─── EXERCISE MATERIAL ───
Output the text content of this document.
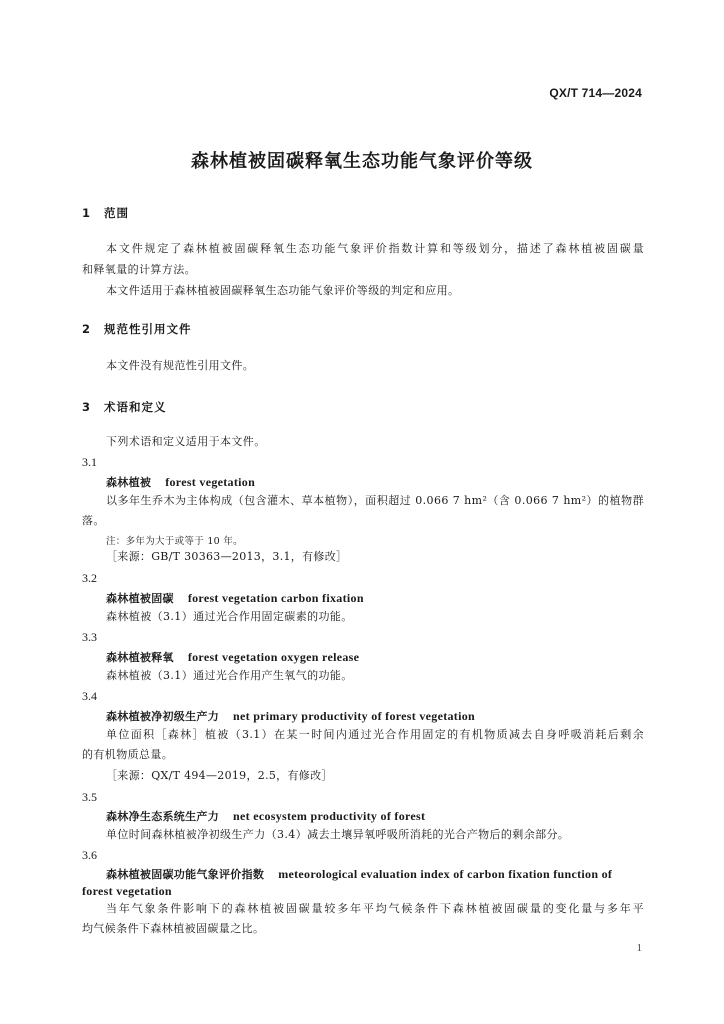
QX/T 714—2024
森林植被固碳释氧生态功能气象评价等级
1 范围
本文件规定了森林植被固碳释氧生态功能气象评价指数计算和等级划分，描述了森林植被固碳量
和释氧量的计算方法。
本文件适用于森林植被固碳释氧生态功能气象评价等级的判定和应用。
2 规范性引用文件
本文件没有规范性引用文件。
3 术语和定义
下列术语和定义适用于本文件。
3.1
森林植被 forest vegetation
以多年生乔木为主体构成（包含灌木、草本植物），面积超过 0.066 7 hm²（含 0.066 7 hm²）的植物群
落。
注：多年为大于或等于 10 年。
［来源：GB/T 30363—2013，3.1，有修改］
3.2
森林植被固碳 forest vegetation carbon fixation
森林植被（3.1）通过光合作用固定碳素的功能。
3.3
森林植被释氧 forest vegetation oxygen release
森林植被（3.1）通过光合作用产生氧气的功能。
3.4
森林植被净初级生产力 net primary productivity of forest vegetation
单位面积［森林］植被（3.1）在某一时间内通过光合作用固定的有机物质减去自身呼吸消耗后剩余
的有机物质总量。
［来源：QX/T 494—2019，2.5，有修改］
3.5
森林净生态系统生产力 net ecosystem productivity of forest
单位时间森林植被净初级生产力（3.4）减去土壤异氧呼吸所消耗的光合产物后的剩余部分。
3.6
森林植被固碳功能气象评价指数 meteorological evaluation index of carbon fixation function of
forest vegetation
当年气象条件影响下的森林植被固碳量较多年平均气候条件下森林植被固碳量的变化量与多年平
均气候条件下森林植被固碳量之比。
1
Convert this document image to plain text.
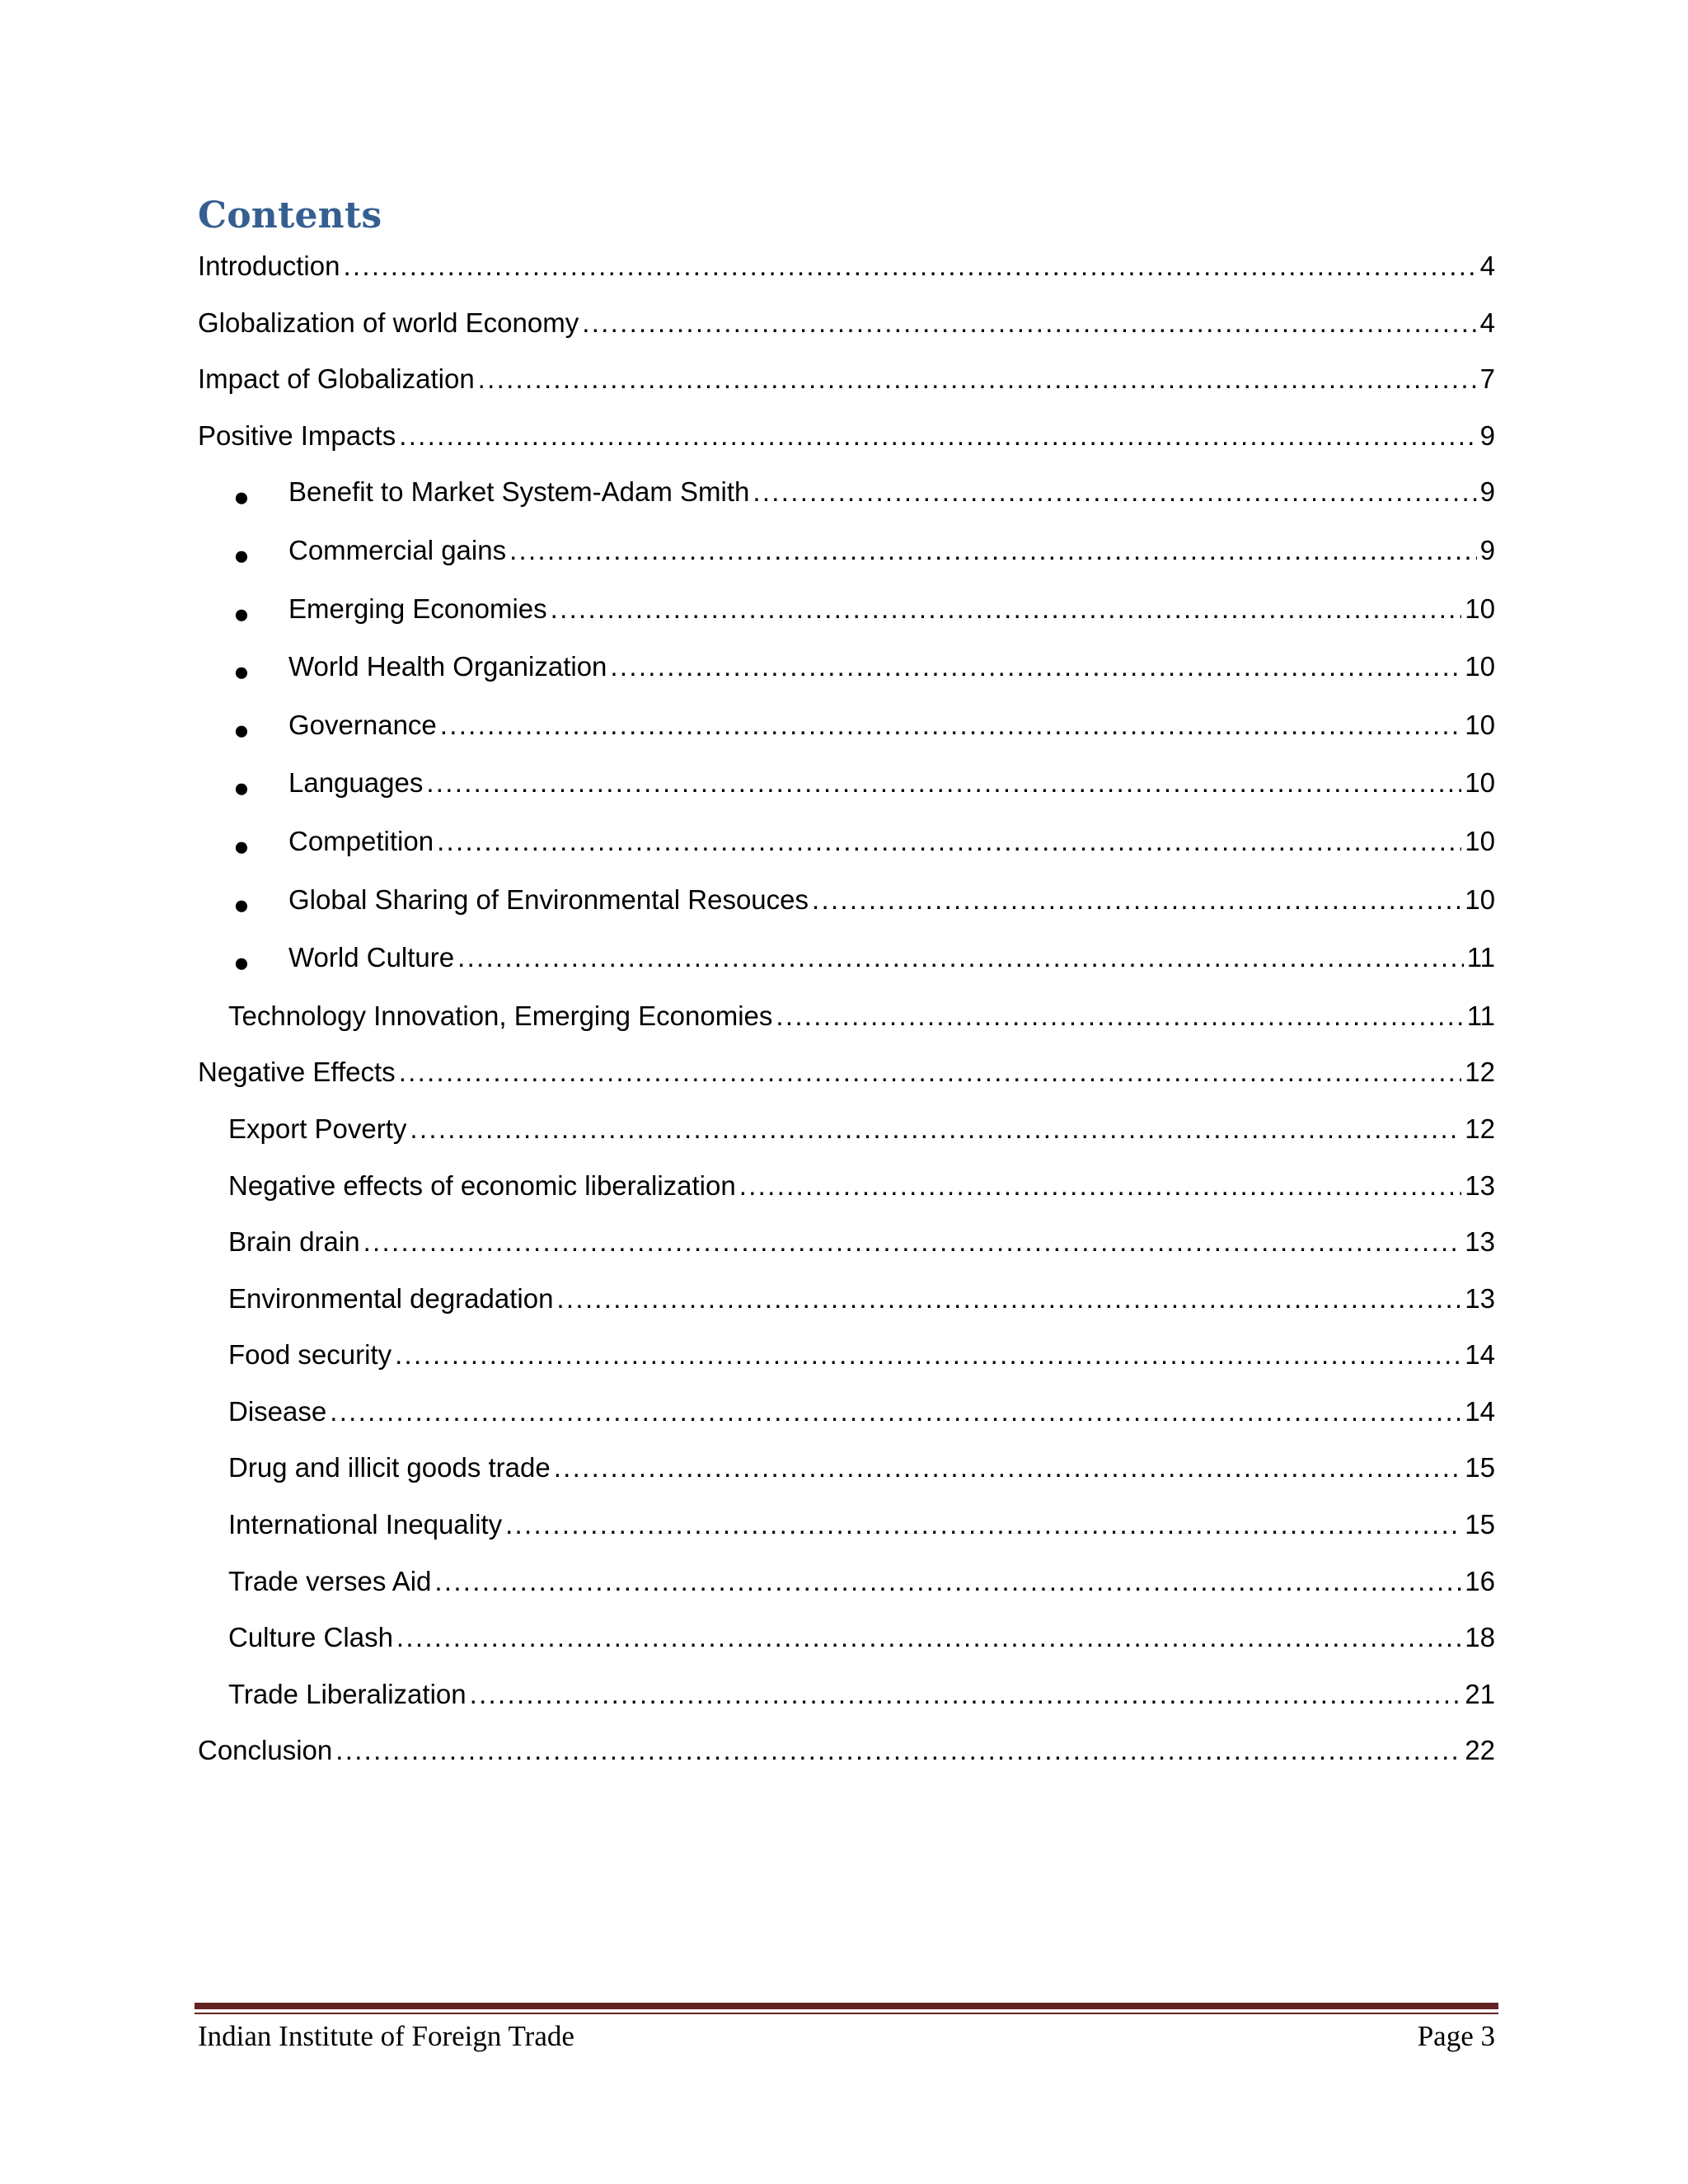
Contents
Introduction .....	4
Globalization of world Economy .....	4
Impact of Globalization .....	7
Positive Impacts .....	9
● Benefit to Market System-Adam Smith .....	9
● Commercial gains .....	9
● Emerging Economies .....	10
● World Health Organization .....	10
● Governance .....	10
● Languages .....	10
● Competition .....	10
● Global Sharing of Environmental Resouces .....	10
● World Culture .....	11
Technology Innovation, Emerging Economies .....	11
Negative Effects .....	12
Export Poverty .....	12
Negative effects of economic liberalization .....	13
Brain drain .....	13
Environmental degradation .....	13
Food security .....	14
Disease .....	14
Drug and illicit goods trade .....	15
International Inequality .....	15
Trade verses Aid .....	16
Culture Clash .....	18
Trade Liberalization .....	21
Conclusion .....	22
Indian Institute of Foreign Trade	Page 3
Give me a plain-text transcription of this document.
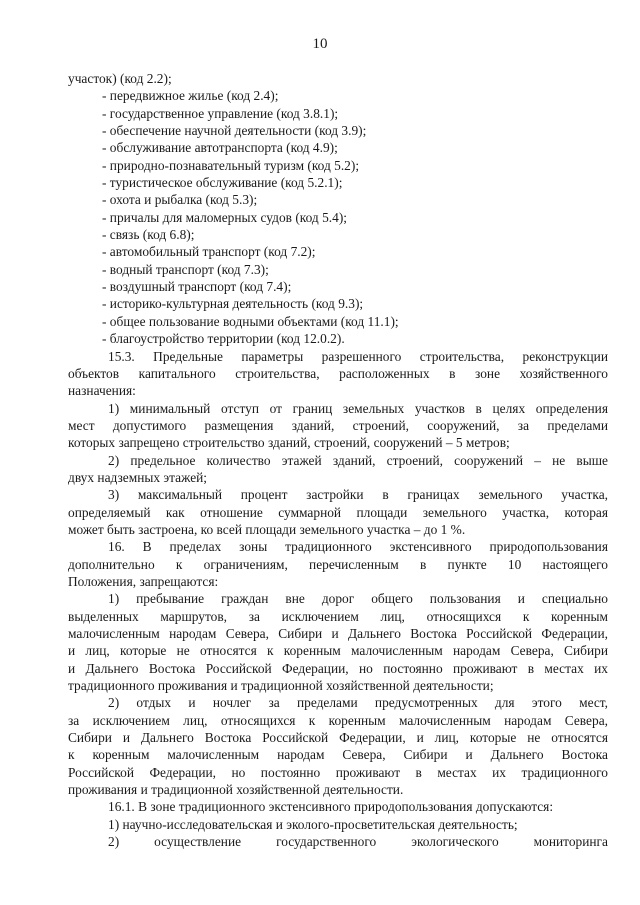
10
участок) (код 2.2);
- передвижное жилье (код 2.4);
- государственное управление (код 3.8.1);
- обеспечение научной деятельности (код 3.9);
- обслуживание автотранспорта (код 4.9);
- природно-познавательный туризм (код 5.2);
- туристическое обслуживание (код 5.2.1);
- охота и рыбалка (код 5.3);
- причалы для маломерных судов (код 5.4);
- связь (код 6.8);
- автомобильный транспорт (код 7.2);
- водный транспорт (код 7.3);
- воздушный транспорт (код 7.4);
- историко-культурная деятельность (код 9.3);
- общее пользование водными объектами (код 11.1);
- благоустройство территории (код 12.0.2).
15.3. Предельные параметры разрешенного строительства, реконструкции
объектов капитального строительства, расположенных в зоне хозяйственного
назначения:
1) минимальный отступ от границ земельных участков в целях определения
мест допустимого размещения зданий, строений, сооружений, за пределами
которых запрещено строительство зданий, строений, сооружений – 5 метров;
2) предельное количество этажей зданий, строений, сооружений – не выше
двух надземных этажей;
3) максимальный процент застройки в границах земельного участка,
определяемый как отношение суммарной площади земельного участка, которая
может быть застроена, ко всей площади земельного участка – до 1 %.
16. В пределах зоны традиционного экстенсивного природопользования
дополнительно к ограничениям, перечисленным в пункте 10 настоящего
Положения, запрещаются:
1) пребывание граждан вне дорог общего пользования и специально
выделенных маршрутов, за исключением лиц, относящихся к коренным
малочисленным народам Севера, Сибири и Дальнего Востока Российской Федерации,
и лиц, которые не относятся к коренным малочисленным народам Севера, Сибири
и Дальнего Востока Российской Федерации, но постоянно проживают в местах их
традиционного проживания и традиционной хозяйственной деятельности;
2) отдых и ночлег за пределами предусмотренных для этого мест,
за исключением лиц, относящихся к коренным малочисленным народам Севера,
Сибири и Дальнего Востока Российской Федерации, и лиц, которые не относятся
к коренным малочисленным народам Севера, Сибири и Дальнего Востока
Российской Федерации, но постоянно проживают в местах их традиционного
проживания и традиционной хозяйственной деятельности.
16.1. В зоне традиционного экстенсивного природопользования допускаются:
1) научно-исследовательская и эколого-просветительская деятельность;
2) осуществление государственного экологического мониторинга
───
▸ EXERCISE TASK:
Your task is to report how many lines of the material include the string "Negative". Give the number and no other words.

▸ THE COMPLETED TASK:
2